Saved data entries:

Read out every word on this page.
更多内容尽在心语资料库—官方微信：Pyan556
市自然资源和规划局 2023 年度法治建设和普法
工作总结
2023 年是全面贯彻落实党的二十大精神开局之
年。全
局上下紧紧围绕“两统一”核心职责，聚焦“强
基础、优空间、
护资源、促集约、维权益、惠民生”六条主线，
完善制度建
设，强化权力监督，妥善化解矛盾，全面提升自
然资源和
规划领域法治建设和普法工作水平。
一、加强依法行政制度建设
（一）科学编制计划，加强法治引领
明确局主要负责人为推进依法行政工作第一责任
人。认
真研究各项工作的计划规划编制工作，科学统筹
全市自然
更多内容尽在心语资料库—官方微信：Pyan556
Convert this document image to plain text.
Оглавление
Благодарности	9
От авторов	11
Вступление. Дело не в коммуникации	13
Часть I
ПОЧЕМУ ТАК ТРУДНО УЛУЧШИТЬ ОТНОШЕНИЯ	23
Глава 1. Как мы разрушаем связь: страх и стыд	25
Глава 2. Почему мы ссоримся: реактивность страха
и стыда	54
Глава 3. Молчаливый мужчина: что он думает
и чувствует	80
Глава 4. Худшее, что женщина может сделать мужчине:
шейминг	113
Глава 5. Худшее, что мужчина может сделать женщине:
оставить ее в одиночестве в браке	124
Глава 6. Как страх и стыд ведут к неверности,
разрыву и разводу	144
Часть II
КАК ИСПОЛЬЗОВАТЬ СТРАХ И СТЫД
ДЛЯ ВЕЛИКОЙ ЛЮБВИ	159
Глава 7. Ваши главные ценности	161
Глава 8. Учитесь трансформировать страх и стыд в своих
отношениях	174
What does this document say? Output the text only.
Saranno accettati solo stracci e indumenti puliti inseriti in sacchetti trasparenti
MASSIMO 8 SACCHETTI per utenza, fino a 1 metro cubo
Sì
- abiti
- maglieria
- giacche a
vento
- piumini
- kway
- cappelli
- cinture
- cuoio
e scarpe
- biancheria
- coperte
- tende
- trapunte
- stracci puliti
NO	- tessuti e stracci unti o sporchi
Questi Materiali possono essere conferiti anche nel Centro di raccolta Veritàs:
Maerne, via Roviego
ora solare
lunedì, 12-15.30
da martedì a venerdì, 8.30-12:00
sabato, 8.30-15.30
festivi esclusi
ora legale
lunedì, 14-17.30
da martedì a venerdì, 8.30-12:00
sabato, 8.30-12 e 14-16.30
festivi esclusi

# Directive
Restate each entry exactly, skipping none.

# Right answer
Read out every word on this page.
更多内容尽在心语资料库—官方微信：Pyan556
市自然资源和规划局 2023 年度法治建设和普法
工作总结
2023 年是全面贯彻落实党的二十大精神开局之
年。全
局上下紧紧围绕“两统一”核心职责，聚焦“强
基础、优空间、
护资源、促集约、维权益、惠民生”六条主线，
完善制度建
设，强化权力监督，妥善化解矛盾，全面提升自
然资源和
规划领域法治建设和普法工作水平。
一、加强依法行政制度建设
（一）科学编制计划，加强法治引领
明确局主要负责人为推进依法行政工作第一责任
人。认
真研究各项工作的计划规划编制工作，科学统筹
全市自然
更多内容尽在心语资料库—官方微信：Pyan556
Convert this document image to plain text.
Оглавление
Благодарности	9
От авторов	11
Вступление. Дело не в коммуникации	13
Часть I
ПОЧЕМУ ТАК ТРУДНО УЛУЧШИТЬ ОТНОШЕНИЯ	23
Глава 1. Как мы разрушаем связь: страх и стыд	25
Глава 2. Почему мы ссоримся: реактивность страха
и стыда	54
Глава 3. Молчаливый мужчина: что он думает
и чувствует	80
Глава 4. Худшее, что женщина может сделать мужчине:
шейминг	113
Глава 5. Худшее, что мужчина может сделать женщине:
оставить ее в одиночестве в браке	124
Глава 6. Как страх и стыд ведут к неверности,
разрыву и разводу	144
Часть II
КАК ИСПОЛЬЗОВАТЬ СТРАХ И СТЫД
ДЛЯ ВЕЛИКОЙ ЛЮБВИ	159
Глава 7. Ваши главные ценности	161
Глава 8. Учитесь трансформировать страх и стыд в своих
отношениях	174
What does this document say? Output the text only.
Saranno accettati solo stracci e indumenti puliti inseriti in sacchetti trasparenti
MASSIMO 8 SACCHETTI per utenza, fino a 1 metro cubo
Sì
- abiti
- maglieria
- giacche a
vento
- piumini
- kway
- cappelli
- cinture
- cuoio
e scarpe
- biancheria
- coperte
- tende
- trapunte
- stracci puliti
NO	- tessuti e stracci unti o sporchi
Questi Materiali possono essere conferiti anche nel Centro di raccolta Veritàs:
Maerne, via Roviego
ora solare
lunedì, 12-15.30
da martedì a venerdì, 8.30-12:00
sabato, 8.30-15.30
festivi esclusi
ora legale
lunedì, 14-17.30
da martedì a venerdì, 8.30-12:00
sabato, 8.30-12 e 14-16.30
festivi esclusi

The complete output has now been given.